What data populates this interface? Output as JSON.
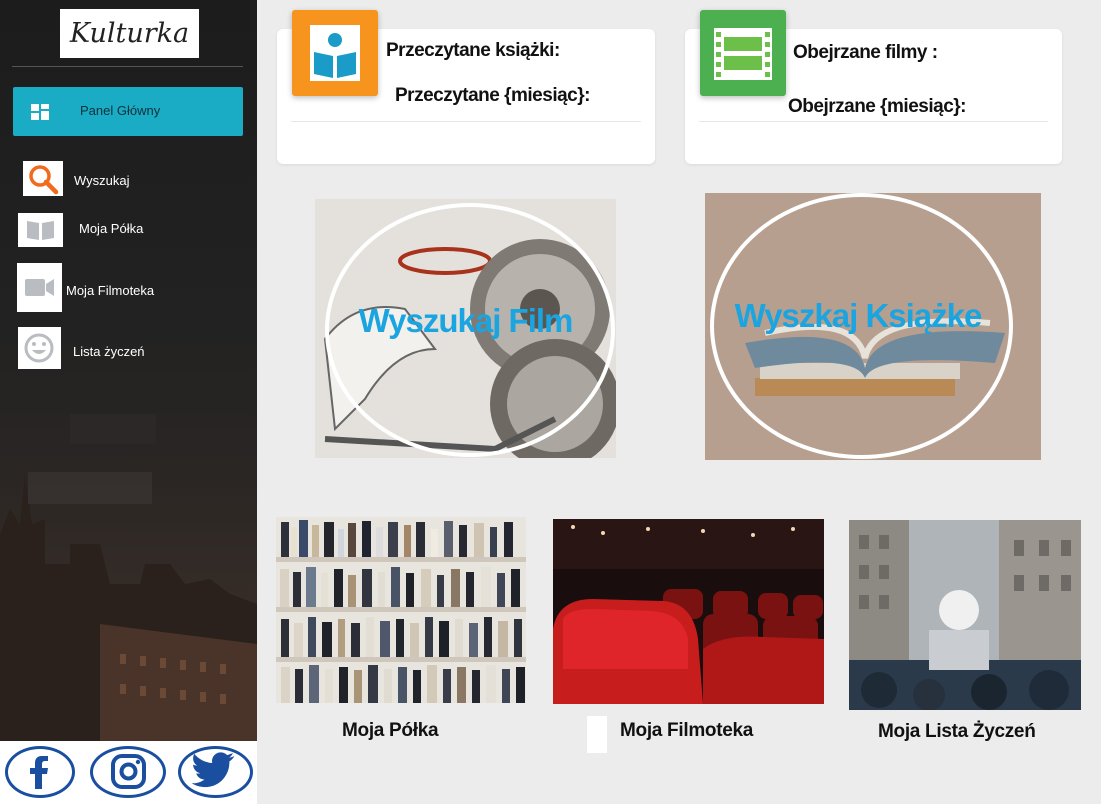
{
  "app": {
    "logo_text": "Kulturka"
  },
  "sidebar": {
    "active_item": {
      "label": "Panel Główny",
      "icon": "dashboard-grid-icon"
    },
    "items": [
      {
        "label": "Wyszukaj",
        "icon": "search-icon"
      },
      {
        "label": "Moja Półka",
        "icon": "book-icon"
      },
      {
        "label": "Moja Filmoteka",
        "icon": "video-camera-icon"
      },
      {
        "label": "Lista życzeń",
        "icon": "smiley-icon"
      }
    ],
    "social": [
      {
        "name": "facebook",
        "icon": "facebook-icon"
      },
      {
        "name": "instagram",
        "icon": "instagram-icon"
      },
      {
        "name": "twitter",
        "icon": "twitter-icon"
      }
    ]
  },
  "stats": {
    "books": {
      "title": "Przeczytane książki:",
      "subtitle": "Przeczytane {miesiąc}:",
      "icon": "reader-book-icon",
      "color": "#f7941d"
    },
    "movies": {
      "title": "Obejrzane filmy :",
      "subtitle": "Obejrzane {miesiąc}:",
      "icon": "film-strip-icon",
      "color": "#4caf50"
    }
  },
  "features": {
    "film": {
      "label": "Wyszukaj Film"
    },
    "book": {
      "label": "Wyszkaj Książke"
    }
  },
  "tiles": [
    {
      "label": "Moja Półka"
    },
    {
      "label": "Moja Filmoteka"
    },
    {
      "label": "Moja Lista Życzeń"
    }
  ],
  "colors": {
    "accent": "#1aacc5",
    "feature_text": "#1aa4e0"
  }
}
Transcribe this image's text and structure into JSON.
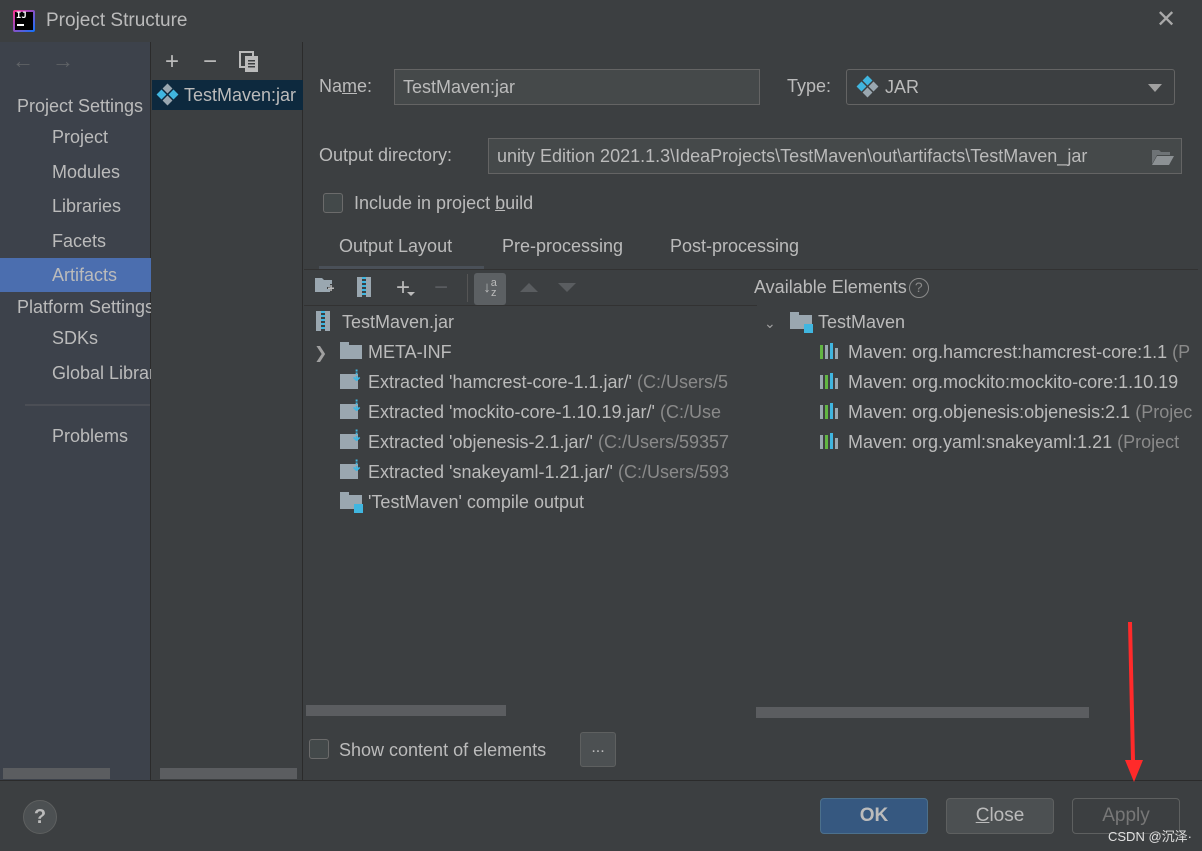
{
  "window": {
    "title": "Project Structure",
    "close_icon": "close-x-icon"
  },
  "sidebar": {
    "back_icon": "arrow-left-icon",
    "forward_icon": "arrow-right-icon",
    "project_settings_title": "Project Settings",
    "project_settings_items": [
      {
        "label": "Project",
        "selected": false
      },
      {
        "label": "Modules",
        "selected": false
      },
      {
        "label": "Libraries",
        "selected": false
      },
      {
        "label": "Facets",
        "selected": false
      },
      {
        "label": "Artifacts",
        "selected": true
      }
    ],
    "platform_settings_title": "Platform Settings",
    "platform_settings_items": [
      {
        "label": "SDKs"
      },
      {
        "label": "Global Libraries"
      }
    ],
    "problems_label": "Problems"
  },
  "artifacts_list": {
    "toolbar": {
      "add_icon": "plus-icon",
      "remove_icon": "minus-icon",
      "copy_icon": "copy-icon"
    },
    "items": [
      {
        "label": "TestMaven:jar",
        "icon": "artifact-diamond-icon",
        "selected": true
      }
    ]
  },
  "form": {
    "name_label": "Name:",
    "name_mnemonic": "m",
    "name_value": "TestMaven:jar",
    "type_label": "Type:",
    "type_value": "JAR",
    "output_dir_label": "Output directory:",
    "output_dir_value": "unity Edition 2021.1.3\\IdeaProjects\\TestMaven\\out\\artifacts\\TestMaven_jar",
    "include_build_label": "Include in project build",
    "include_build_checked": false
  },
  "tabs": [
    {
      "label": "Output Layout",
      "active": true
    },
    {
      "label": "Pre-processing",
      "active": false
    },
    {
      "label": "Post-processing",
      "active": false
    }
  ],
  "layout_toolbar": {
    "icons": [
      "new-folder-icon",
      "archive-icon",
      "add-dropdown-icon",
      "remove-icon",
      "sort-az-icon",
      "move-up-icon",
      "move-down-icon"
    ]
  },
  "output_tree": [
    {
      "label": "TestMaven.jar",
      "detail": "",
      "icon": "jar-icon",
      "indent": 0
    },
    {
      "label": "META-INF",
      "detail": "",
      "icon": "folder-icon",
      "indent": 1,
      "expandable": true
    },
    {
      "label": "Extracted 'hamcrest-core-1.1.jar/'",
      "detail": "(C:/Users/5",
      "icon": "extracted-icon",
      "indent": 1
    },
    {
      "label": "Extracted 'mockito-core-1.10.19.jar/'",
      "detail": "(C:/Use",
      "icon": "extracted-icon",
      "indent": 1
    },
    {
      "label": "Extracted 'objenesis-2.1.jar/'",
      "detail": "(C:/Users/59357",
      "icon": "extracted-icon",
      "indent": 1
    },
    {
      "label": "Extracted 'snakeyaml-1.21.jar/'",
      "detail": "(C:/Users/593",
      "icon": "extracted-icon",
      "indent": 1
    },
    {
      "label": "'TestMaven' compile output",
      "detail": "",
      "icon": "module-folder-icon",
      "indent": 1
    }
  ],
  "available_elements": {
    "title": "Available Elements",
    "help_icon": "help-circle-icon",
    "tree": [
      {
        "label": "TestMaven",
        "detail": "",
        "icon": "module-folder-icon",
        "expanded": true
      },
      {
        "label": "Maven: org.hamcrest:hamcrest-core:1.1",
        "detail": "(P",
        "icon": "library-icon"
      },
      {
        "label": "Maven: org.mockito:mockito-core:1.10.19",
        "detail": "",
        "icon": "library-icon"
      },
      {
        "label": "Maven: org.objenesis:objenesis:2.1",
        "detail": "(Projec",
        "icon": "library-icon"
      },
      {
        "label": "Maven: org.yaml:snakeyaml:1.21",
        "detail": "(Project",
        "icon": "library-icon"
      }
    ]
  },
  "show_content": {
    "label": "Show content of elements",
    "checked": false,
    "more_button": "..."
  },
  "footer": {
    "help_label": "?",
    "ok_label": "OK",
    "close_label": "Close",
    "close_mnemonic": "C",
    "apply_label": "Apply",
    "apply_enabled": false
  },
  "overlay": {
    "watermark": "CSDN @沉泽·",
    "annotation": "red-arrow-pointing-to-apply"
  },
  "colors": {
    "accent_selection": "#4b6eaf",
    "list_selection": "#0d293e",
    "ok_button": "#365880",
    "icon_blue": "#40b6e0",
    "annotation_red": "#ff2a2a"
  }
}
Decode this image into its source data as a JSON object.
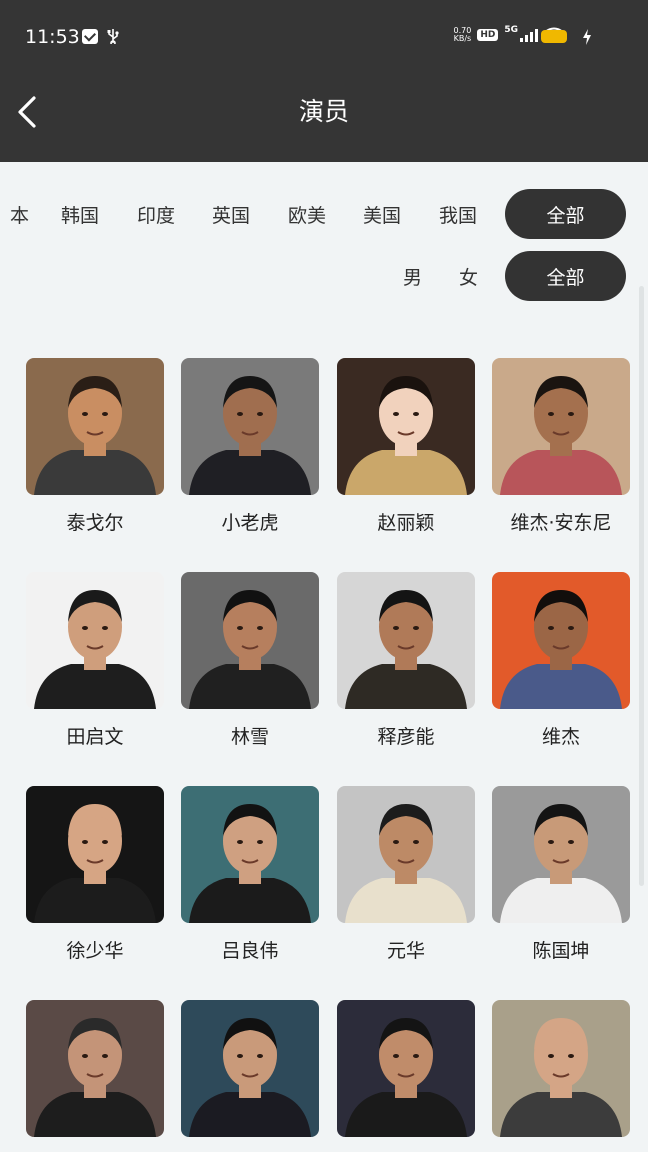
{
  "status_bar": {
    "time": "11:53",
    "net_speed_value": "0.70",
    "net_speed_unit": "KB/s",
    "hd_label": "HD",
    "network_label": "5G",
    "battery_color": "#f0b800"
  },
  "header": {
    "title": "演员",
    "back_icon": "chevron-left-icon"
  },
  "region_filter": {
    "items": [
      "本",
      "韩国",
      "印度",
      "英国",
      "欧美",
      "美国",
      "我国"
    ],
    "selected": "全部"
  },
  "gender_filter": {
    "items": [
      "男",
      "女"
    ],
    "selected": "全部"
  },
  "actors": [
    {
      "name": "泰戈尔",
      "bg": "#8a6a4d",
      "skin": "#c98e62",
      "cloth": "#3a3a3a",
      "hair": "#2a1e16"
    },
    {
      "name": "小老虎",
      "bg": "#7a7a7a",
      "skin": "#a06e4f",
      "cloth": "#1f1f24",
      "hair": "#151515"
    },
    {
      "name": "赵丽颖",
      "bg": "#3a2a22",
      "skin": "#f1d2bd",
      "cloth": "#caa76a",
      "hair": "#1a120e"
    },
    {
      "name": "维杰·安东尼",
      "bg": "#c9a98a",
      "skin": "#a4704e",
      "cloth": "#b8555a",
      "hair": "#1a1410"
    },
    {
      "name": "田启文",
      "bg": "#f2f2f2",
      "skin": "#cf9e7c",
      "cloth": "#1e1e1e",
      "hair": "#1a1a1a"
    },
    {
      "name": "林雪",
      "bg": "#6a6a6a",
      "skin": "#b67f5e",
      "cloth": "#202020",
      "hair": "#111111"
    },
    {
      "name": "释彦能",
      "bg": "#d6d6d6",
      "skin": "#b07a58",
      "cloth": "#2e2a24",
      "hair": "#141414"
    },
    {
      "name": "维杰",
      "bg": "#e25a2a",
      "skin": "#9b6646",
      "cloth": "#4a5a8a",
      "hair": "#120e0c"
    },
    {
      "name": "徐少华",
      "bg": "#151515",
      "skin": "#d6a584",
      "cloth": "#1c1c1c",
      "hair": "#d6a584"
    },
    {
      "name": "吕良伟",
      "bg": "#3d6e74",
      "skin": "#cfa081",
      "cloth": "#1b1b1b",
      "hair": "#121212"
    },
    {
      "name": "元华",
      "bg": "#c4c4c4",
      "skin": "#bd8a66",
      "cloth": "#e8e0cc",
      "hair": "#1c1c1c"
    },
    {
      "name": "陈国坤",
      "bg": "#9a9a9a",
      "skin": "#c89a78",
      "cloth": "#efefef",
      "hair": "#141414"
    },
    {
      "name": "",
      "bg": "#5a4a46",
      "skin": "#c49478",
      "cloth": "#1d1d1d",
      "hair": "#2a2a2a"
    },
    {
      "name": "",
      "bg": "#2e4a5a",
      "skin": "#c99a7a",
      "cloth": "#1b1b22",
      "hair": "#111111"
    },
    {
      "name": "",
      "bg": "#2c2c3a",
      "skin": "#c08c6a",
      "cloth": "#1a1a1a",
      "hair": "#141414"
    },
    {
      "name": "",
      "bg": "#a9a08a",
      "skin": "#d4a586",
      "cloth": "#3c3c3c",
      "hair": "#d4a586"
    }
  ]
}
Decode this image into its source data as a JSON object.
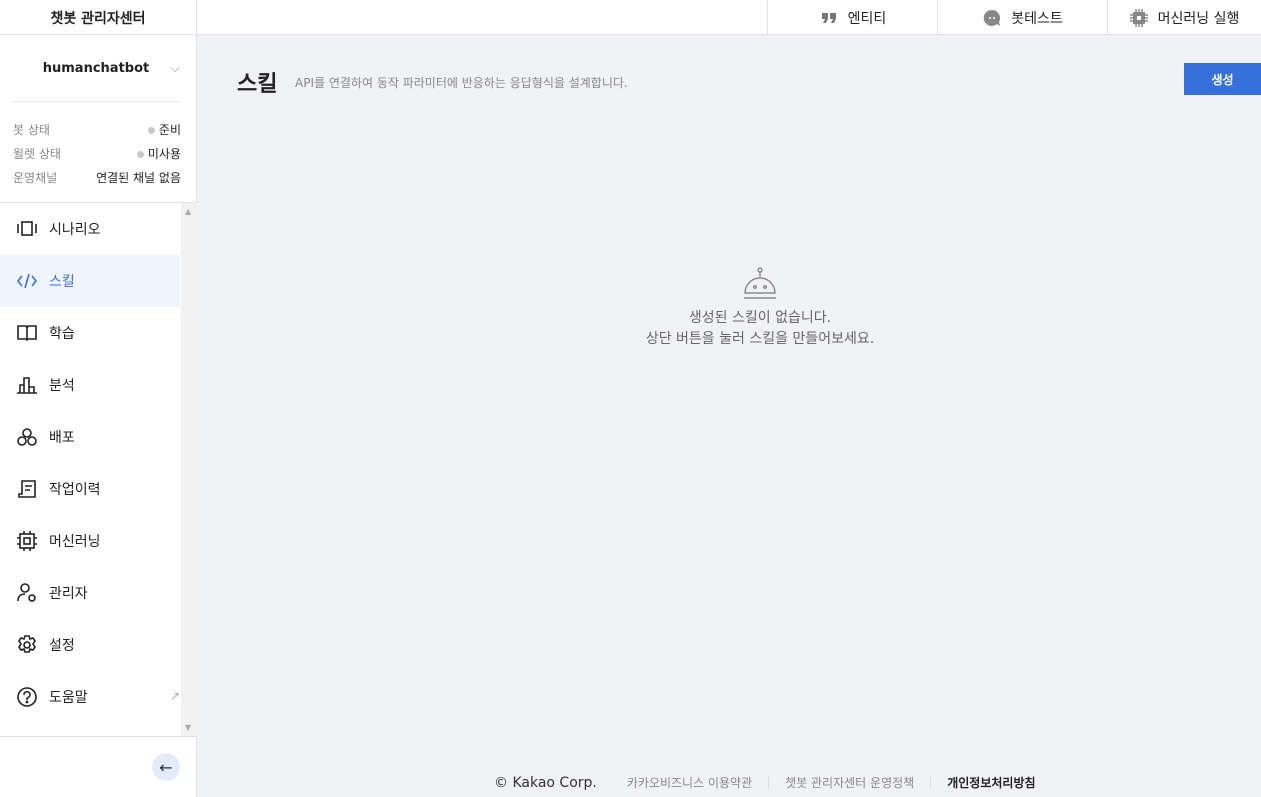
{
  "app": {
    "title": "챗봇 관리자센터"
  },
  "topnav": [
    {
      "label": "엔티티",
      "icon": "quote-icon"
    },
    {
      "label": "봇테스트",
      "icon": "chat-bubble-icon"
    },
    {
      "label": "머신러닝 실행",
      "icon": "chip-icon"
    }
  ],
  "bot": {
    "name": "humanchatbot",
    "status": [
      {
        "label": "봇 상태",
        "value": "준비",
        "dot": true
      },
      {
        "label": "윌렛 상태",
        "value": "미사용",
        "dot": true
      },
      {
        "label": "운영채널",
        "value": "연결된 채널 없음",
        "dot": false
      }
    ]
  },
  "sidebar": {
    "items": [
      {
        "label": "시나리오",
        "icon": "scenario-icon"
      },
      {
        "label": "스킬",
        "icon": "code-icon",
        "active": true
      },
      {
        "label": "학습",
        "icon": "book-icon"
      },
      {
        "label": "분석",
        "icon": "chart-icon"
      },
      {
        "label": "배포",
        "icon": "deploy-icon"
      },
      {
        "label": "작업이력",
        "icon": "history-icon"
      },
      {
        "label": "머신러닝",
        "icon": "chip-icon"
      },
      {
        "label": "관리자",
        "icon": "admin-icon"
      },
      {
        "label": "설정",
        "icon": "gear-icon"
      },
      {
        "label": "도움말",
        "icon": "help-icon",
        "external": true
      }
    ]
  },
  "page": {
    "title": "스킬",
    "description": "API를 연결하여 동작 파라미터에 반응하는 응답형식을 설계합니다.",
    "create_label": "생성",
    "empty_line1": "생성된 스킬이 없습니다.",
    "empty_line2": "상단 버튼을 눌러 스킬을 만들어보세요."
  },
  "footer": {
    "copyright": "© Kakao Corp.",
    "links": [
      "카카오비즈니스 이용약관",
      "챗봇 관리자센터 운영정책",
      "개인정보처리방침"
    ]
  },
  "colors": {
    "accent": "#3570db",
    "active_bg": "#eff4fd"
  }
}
........
Directions for this task:
In the entries above, find every line with the word "instagram" and list it.

Response:
        "name": "instagram",
        "icon": "instagram-icon"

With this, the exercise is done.